Saved entries —

[start]

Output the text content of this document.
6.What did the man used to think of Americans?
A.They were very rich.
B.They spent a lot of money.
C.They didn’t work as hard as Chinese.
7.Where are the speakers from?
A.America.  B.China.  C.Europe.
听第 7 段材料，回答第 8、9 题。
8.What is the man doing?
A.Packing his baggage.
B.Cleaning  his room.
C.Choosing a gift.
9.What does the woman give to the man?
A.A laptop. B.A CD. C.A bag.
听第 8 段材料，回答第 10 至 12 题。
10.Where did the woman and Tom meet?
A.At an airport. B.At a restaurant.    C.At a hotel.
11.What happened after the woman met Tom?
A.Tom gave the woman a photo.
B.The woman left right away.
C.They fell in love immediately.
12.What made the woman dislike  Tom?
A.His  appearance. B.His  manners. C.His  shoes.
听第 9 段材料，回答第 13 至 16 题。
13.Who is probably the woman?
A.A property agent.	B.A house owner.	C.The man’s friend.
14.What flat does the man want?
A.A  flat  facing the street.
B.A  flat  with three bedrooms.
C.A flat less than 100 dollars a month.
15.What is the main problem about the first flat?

[end]
[start]

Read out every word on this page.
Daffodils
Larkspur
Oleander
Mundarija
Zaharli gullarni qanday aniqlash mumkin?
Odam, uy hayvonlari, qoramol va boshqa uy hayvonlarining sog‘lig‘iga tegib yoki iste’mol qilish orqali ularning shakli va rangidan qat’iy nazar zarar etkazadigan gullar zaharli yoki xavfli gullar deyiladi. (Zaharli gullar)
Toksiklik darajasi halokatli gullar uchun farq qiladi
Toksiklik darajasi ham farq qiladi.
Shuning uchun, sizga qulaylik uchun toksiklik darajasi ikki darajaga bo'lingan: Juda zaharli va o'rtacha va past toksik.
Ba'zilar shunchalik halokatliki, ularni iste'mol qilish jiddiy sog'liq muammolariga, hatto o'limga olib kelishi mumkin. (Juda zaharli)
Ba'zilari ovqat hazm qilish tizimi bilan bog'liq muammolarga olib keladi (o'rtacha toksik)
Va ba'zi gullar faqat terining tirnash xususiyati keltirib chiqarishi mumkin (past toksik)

[end]

WORK TO DO — Using the records above, select and copy every line that has the word "Where".

SOLUTION —
7.Where are the speakers from?
10.Where did the woman and Tom meet?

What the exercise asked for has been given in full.